Source material START
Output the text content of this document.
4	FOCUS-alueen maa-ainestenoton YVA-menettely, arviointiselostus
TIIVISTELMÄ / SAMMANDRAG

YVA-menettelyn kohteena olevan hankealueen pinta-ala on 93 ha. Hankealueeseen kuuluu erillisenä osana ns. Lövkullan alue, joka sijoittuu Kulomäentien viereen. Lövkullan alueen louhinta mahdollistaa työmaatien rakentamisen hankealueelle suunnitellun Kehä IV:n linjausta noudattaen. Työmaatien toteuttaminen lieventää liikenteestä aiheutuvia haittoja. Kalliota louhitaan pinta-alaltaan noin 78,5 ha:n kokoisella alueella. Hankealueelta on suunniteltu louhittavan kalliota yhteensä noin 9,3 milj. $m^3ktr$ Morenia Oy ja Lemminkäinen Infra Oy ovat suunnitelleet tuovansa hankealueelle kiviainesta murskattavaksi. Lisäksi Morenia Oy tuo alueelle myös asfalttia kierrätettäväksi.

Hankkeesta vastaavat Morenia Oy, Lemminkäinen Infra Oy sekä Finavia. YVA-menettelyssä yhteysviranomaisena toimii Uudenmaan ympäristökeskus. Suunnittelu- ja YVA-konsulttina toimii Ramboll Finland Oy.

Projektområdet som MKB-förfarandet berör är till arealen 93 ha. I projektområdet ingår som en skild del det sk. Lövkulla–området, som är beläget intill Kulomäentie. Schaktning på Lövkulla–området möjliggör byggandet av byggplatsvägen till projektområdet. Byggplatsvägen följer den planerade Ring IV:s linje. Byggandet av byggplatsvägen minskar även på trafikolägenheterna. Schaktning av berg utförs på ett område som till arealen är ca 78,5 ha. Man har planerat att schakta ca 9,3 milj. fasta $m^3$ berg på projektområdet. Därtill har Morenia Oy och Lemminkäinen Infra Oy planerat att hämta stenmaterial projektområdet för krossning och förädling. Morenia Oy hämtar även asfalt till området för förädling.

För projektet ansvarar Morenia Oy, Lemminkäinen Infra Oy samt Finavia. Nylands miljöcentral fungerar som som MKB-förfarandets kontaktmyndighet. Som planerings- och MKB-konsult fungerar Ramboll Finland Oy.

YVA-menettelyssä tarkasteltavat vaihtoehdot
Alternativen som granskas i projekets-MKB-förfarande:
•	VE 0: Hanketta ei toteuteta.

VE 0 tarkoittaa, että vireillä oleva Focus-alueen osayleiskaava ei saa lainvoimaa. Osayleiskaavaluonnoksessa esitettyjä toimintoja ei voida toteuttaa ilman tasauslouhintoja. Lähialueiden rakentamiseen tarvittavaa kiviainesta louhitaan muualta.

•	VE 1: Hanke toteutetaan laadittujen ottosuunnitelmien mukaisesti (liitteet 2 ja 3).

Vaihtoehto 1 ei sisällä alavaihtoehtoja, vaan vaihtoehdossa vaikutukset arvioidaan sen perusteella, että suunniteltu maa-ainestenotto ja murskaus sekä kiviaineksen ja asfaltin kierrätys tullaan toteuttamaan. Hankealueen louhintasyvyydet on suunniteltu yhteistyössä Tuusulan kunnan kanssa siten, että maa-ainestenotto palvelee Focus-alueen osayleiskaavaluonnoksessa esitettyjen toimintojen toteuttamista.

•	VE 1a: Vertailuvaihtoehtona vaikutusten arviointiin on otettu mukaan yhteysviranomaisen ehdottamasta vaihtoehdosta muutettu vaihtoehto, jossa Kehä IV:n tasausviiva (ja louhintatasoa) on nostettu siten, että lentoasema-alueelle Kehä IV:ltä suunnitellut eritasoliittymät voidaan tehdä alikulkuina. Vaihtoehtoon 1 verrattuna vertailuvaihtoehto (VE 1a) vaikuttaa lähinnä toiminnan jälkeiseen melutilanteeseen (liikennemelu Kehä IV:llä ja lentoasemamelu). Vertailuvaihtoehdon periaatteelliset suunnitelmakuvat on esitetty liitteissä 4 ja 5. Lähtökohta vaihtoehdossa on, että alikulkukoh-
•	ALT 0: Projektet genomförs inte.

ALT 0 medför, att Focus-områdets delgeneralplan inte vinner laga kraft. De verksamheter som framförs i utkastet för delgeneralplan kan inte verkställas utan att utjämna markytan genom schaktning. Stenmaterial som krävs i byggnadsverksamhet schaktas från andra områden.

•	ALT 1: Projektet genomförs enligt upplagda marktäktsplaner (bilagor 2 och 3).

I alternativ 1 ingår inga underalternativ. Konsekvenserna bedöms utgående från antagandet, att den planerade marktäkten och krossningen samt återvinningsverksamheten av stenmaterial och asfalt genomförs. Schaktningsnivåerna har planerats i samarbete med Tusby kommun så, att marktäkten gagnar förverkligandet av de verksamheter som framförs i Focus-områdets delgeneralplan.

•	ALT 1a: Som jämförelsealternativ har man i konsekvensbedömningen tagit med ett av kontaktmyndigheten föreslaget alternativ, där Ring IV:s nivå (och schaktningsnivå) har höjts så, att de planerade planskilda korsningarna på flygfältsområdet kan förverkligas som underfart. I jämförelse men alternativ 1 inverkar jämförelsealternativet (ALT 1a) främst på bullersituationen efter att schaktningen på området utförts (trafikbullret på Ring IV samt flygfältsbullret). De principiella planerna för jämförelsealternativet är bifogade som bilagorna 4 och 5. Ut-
Source material END
Task statement: Your answer must be an exact copy of all the entries.

Answer area:
Output the text content of this document.
4	FOCUS-alueen maa-ainestenoton YVA-menettely, arviointiselostus
TIIVISTELMÄ / SAMMANDRAG

YVA-menettelyn kohteena olevan hankealueen pinta-ala on 93 ha. Hankealueeseen kuuluu erillisenä osana ns. Lövkullan alue, joka sijoittuu Kulomäentien viereen. Lövkullan alueen louhinta mahdollistaa työmaatien rakentamisen hankealueelle suunnitellun Kehä IV:n linjausta noudattaen. Työmaatien toteuttaminen lieventää liikenteestä aiheutuvia haittoja. Kalliota louhitaan pinta-alaltaan noin 78,5 ha:n kokoisella alueella. Hankealueelta on suunniteltu louhittavan kalliota yhteensä noin 9,3 milj. $m^3ktr$ Morenia Oy ja Lemminkäinen Infra Oy ovat suunnitelleet tuovansa hankealueelle kiviainesta murskattavaksi. Lisäksi Morenia Oy tuo alueelle myös asfalttia kierrätettäväksi.

Hankkeesta vastaavat Morenia Oy, Lemminkäinen Infra Oy sekä Finavia. YVA-menettelyssä yhteysviranomaisena toimii Uudenmaan ympäristökeskus. Suunnittelu- ja YVA-konsulttina toimii Ramboll Finland Oy.

Projektområdet som MKB-förfarandet berör är till arealen 93 ha. I projektområdet ingår som en skild del det sk. Lövkulla–området, som är beläget intill Kulomäentie. Schaktning på Lövkulla–området möjliggör byggandet av byggplatsvägen till projektområdet. Byggplatsvägen följer den planerade Ring IV:s linje. Byggandet av byggplatsvägen minskar även på trafikolägenheterna. Schaktning av berg utförs på ett område som till arealen är ca 78,5 ha. Man har planerat att schakta ca 9,3 milj. fasta $m^3$ berg på projektområdet. Därtill har Morenia Oy och Lemminkäinen Infra Oy planerat att hämta stenmaterial projektområdet för krossning och förädling. Morenia Oy hämtar även asfalt till området för förädling.

För projektet ansvarar Morenia Oy, Lemminkäinen Infra Oy samt Finavia. Nylands miljöcentral fungerar som som MKB-förfarandets kontaktmyndighet. Som planerings- och MKB-konsult fungerar Ramboll Finland Oy.

YVA-menettelyssä tarkasteltavat vaihtoehdot
Alternativen som granskas i projekets-MKB-förfarande:
•	VE 0: Hanketta ei toteuteta.

VE 0 tarkoittaa, että vireillä oleva Focus-alueen osayleiskaava ei saa lainvoimaa. Osayleiskaavaluonnoksessa esitettyjä toimintoja ei voida toteuttaa ilman tasauslouhintoja. Lähialueiden rakentamiseen tarvittavaa kiviainesta louhitaan muualta.

•	VE 1: Hanke toteutetaan laadittujen ottosuunnitelmien mukaisesti (liitteet 2 ja 3).

Vaihtoehto 1 ei sisällä alavaihtoehtoja, vaan vaihtoehdossa vaikutukset arvioidaan sen perusteella, että suunniteltu maa-ainestenotto ja murskaus sekä kiviaineksen ja asfaltin kierrätys tullaan toteuttamaan. Hankealueen louhintasyvyydet on suunniteltu yhteistyössä Tuusulan kunnan kanssa siten, että maa-ainestenotto palvelee Focus-alueen osayleiskaavaluonnoksessa esitettyjen toimintojen toteuttamista.

•	VE 1a: Vertailuvaihtoehtona vaikutusten arviointiin on otettu mukaan yhteysviranomaisen ehdottamasta vaihtoehdosta muutettu vaihtoehto, jossa Kehä IV:n tasausviiva (ja louhintatasoa) on nostettu siten, että lentoasema-alueelle Kehä IV:ltä suunnitellut eritasoliittymät voidaan tehdä alikulkuina. Vaihtoehtoon 1 verrattuna vertailuvaihtoehto (VE 1a) vaikuttaa lähinnä toiminnan jälkeiseen melutilanteeseen (liikennemelu Kehä IV:llä ja lentoasemamelu). Vertailuvaihtoehdon periaatteelliset suunnitelmakuvat on esitetty liitteissä 4 ja 5. Lähtökohta vaihtoehdossa on, että alikulkukoh-
•	ALT 0: Projektet genomförs inte.

ALT 0 medför, att Focus-områdets delgeneralplan inte vinner laga kraft. De verksamheter som framförs i utkastet för delgeneralplan kan inte verkställas utan att utjämna markytan genom schaktning. Stenmaterial som krävs i byggnadsverksamhet schaktas från andra områden.

•	ALT 1: Projektet genomförs enligt upplagda marktäktsplaner (bilagor 2 och 3).

I alternativ 1 ingår inga underalternativ. Konsekvenserna bedöms utgående från antagandet, att den planerade marktäkten och krossningen samt återvinningsverksamheten av stenmaterial och asfalt genomförs. Schaktningsnivåerna har planerats i samarbete med Tusby kommun så, att marktäkten gagnar förverkligandet av de verksamheter som framförs i Focus-områdets delgeneralplan.

•	ALT 1a: Som jämförelsealternativ har man i konsekvensbedömningen tagit med ett av kontaktmyndigheten föreslaget alternativ, där Ring IV:s nivå (och schaktningsnivå) har höjts så, att de planerade planskilda korsningarna på flygfältsområdet kan förverkligas som underfart. I jämförelse men alternativ 1 inverkar jämförelsealternativet (ALT 1a) främst på bullersituationen efter att schaktningen på området utförts (trafikbullret på Ring IV samt flygfältsbullret). De principiella planerna för jämförelsealternativet är bifogade som bilagorna 4 och 5. Ut-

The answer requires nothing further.